(Beginning of EXTRACTED ENTRIES)

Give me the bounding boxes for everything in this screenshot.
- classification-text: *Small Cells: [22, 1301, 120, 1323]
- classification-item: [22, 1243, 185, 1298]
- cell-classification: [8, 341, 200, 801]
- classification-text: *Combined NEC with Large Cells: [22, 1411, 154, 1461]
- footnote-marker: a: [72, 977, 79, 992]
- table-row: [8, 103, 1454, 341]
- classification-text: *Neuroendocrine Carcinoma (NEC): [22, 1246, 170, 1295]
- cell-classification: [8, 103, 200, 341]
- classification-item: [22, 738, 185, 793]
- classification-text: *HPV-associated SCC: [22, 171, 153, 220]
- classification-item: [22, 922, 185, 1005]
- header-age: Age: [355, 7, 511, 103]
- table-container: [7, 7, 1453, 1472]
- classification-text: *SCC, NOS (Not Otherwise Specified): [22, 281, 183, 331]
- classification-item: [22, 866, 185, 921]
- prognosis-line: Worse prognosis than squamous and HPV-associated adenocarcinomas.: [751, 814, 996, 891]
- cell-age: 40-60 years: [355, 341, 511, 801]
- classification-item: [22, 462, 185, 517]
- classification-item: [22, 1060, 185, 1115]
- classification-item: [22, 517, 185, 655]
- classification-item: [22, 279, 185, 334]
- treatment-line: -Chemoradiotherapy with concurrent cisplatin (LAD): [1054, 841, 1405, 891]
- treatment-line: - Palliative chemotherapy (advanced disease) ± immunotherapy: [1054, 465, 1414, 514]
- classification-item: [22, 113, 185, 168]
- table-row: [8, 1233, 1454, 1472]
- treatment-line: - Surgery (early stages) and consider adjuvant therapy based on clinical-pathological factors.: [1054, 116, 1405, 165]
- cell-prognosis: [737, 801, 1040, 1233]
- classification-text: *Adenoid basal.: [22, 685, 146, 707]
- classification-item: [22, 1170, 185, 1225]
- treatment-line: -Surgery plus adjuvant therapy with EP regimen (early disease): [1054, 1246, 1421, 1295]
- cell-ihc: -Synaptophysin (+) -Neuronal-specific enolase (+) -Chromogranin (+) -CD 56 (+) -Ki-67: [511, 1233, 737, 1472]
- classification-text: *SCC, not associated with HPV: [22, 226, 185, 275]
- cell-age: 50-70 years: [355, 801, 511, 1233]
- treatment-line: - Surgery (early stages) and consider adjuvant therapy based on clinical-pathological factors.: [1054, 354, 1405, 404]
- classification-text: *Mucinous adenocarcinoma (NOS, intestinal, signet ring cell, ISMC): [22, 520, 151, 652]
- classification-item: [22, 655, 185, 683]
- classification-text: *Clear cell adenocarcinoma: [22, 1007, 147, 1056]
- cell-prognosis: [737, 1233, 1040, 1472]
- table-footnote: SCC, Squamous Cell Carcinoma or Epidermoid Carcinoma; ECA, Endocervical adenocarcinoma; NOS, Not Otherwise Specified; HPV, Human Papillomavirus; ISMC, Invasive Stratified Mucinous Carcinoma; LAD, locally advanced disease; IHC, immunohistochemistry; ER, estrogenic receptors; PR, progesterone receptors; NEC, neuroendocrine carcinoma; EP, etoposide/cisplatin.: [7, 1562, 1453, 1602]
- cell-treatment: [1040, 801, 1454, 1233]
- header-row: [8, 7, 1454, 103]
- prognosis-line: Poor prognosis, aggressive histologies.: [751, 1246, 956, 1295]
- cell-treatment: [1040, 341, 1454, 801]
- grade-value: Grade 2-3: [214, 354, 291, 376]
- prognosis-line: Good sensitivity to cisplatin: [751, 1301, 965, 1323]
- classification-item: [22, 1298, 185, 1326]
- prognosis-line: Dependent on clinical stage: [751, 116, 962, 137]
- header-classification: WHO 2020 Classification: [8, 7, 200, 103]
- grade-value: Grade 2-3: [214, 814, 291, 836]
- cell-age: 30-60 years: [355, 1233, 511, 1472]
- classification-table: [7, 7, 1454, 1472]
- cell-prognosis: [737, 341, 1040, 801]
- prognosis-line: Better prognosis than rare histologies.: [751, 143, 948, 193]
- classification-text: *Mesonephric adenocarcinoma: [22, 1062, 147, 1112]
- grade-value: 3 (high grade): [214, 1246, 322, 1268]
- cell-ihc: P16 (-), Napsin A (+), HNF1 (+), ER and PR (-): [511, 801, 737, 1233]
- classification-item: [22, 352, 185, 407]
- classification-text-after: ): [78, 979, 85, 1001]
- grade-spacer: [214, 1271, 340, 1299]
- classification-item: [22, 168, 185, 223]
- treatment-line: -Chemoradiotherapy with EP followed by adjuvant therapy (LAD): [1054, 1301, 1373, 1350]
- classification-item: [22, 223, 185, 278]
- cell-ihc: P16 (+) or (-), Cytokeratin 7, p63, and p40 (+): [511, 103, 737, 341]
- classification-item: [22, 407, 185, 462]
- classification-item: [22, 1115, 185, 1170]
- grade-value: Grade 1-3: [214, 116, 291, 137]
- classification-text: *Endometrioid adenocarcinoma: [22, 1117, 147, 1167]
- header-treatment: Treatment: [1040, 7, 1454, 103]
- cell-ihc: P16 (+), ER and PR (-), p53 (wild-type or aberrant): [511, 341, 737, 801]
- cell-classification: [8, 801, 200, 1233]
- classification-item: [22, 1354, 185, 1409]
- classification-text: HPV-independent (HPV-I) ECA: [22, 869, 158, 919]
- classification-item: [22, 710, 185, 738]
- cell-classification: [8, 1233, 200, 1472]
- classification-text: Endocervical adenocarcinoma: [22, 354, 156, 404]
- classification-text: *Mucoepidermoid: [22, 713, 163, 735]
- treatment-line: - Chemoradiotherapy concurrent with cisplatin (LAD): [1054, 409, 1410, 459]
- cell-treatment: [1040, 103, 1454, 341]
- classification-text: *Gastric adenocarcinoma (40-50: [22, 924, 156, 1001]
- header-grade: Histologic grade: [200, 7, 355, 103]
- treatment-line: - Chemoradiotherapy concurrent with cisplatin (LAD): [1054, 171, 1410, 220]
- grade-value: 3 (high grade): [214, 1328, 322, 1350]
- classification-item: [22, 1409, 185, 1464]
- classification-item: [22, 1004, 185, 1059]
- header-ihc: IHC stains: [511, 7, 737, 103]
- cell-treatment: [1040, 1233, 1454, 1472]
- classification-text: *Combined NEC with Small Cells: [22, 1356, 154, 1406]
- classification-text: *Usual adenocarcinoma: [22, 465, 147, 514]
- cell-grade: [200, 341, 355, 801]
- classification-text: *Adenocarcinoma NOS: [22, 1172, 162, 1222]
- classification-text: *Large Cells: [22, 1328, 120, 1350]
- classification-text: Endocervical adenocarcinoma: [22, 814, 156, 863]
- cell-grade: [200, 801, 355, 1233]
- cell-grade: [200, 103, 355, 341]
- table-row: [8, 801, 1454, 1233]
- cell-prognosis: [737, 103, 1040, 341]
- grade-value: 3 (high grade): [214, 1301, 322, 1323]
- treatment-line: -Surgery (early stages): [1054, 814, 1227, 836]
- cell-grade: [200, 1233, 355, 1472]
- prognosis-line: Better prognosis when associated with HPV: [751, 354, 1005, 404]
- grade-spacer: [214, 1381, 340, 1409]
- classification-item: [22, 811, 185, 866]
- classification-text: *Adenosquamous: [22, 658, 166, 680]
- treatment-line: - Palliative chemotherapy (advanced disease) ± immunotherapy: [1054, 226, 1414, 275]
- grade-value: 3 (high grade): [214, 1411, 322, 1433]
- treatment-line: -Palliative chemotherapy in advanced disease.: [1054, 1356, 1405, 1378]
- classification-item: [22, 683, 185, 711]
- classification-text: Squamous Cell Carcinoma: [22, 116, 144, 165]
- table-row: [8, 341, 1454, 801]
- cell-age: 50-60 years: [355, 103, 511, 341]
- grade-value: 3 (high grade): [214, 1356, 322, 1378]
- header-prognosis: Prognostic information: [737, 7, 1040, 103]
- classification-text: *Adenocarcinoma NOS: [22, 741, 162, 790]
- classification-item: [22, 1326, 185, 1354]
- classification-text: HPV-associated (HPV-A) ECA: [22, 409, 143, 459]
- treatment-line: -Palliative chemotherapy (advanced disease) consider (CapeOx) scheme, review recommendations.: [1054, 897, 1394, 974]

(End of EXTRACTED ENTRIES)

**ACTIVITY**
For the records above, state the count of lines where "ISMC" appears, without any other text.

**EXPECTED ANSWER**
2